EXERCISE REQUIREMENTS: Set the data down again, exactly as it reads, but without the pictures.
*** GIVEN RECORDS
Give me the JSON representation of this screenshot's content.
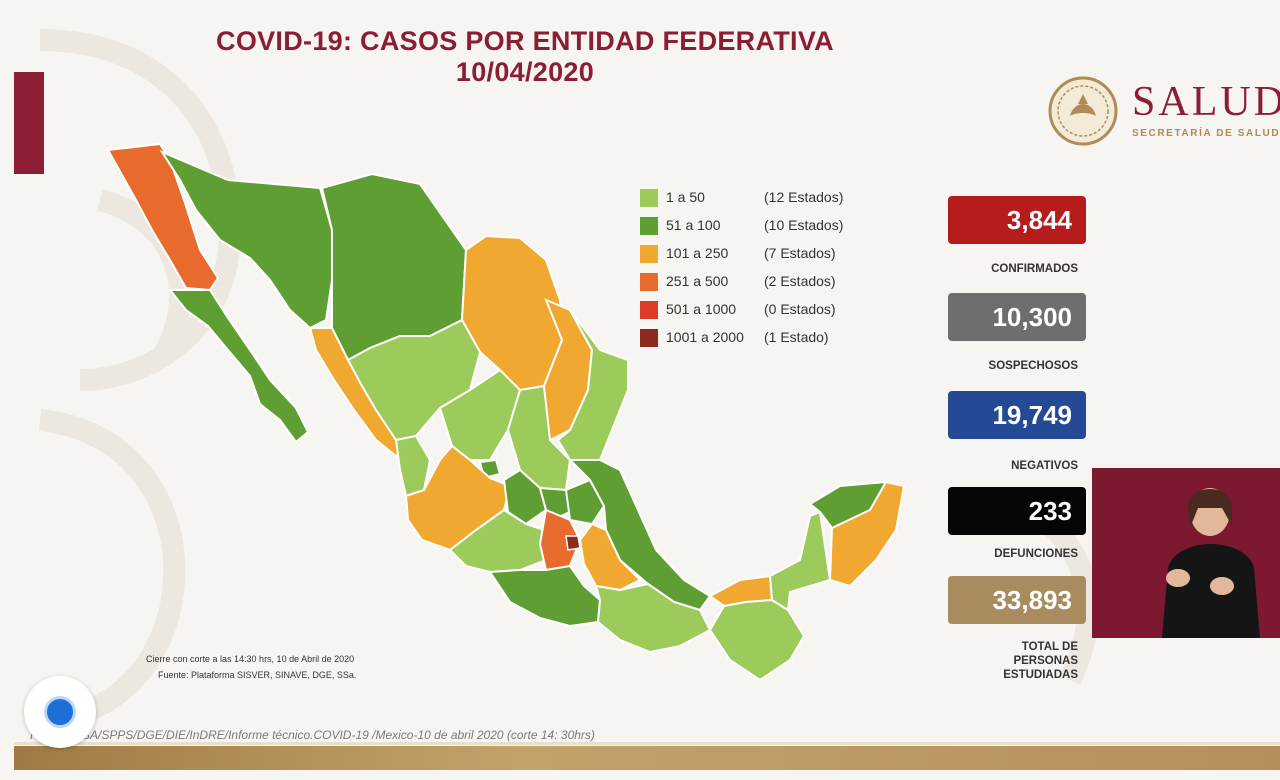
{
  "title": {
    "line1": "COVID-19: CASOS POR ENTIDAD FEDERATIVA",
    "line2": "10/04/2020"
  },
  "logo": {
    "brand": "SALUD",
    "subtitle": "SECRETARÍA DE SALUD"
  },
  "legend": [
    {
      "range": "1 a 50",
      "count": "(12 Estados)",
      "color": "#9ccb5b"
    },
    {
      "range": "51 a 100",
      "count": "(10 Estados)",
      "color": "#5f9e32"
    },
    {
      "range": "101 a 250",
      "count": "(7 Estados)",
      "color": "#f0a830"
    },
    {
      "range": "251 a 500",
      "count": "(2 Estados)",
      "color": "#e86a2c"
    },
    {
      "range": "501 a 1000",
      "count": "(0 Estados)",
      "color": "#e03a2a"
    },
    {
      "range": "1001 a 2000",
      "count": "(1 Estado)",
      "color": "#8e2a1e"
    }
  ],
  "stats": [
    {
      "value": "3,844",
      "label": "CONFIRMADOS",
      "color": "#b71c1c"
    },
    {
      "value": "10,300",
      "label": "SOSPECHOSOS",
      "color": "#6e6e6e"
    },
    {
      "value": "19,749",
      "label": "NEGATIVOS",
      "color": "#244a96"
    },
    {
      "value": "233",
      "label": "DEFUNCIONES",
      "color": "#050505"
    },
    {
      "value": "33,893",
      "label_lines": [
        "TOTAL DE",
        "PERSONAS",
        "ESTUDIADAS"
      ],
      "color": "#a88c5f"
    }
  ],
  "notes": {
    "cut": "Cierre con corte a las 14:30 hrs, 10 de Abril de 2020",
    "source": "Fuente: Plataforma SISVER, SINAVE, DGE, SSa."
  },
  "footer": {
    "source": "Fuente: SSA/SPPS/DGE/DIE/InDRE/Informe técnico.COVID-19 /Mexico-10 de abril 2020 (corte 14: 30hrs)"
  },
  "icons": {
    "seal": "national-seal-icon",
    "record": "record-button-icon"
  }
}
******
ANSWER:
Give me the JSON representation of this screenshot's content.
{
  "title": {
    "line1": "COVID-19: CASOS POR ENTIDAD FEDERATIVA",
    "line2": "10/04/2020"
  },
  "logo": {
    "brand": "SALUD",
    "subtitle": "SECRETARÍA DE SALUD"
  },
  "legend": [
    {
      "range": "1 a 50",
      "count": "(12 Estados)",
      "color": "#9ccb5b"
    },
    {
      "range": "51 a 100",
      "count": "(10 Estados)",
      "color": "#5f9e32"
    },
    {
      "range": "101 a 250",
      "count": "(7 Estados)",
      "color": "#f0a830"
    },
    {
      "range": "251 a 500",
      "count": "(2 Estados)",
      "color": "#e86a2c"
    },
    {
      "range": "501 a 1000",
      "count": "(0 Estados)",
      "color": "#e03a2a"
    },
    {
      "range": "1001 a 2000",
      "count": "(1 Estado)",
      "color": "#8e2a1e"
    }
  ],
  "stats": [
    {
      "value": "3,844",
      "label": "CONFIRMADOS",
      "color": "#b71c1c"
    },
    {
      "value": "10,300",
      "label": "SOSPECHOSOS",
      "color": "#6e6e6e"
    },
    {
      "value": "19,749",
      "label": "NEGATIVOS",
      "color": "#244a96"
    },
    {
      "value": "233",
      "label": "DEFUNCIONES",
      "color": "#050505"
    },
    {
      "value": "33,893",
      "label_lines": [
        "TOTAL DE",
        "PERSONAS",
        "ESTUDIADAS"
      ],
      "color": "#a88c5f"
    }
  ],
  "notes": {
    "cut": "Cierre con corte a las 14:30 hrs, 10 de Abril de 2020",
    "source": "Fuente: Plataforma SISVER, SINAVE, DGE, SSa."
  },
  "footer": {
    "source": "Fuente: SSA/SPPS/DGE/DIE/InDRE/Informe técnico.COVID-19 /Mexico-10 de abril 2020 (corte 14: 30hrs)"
  },
  "icons": {
    "seal": "national-seal-icon",
    "record": "record-button-icon"
  }
}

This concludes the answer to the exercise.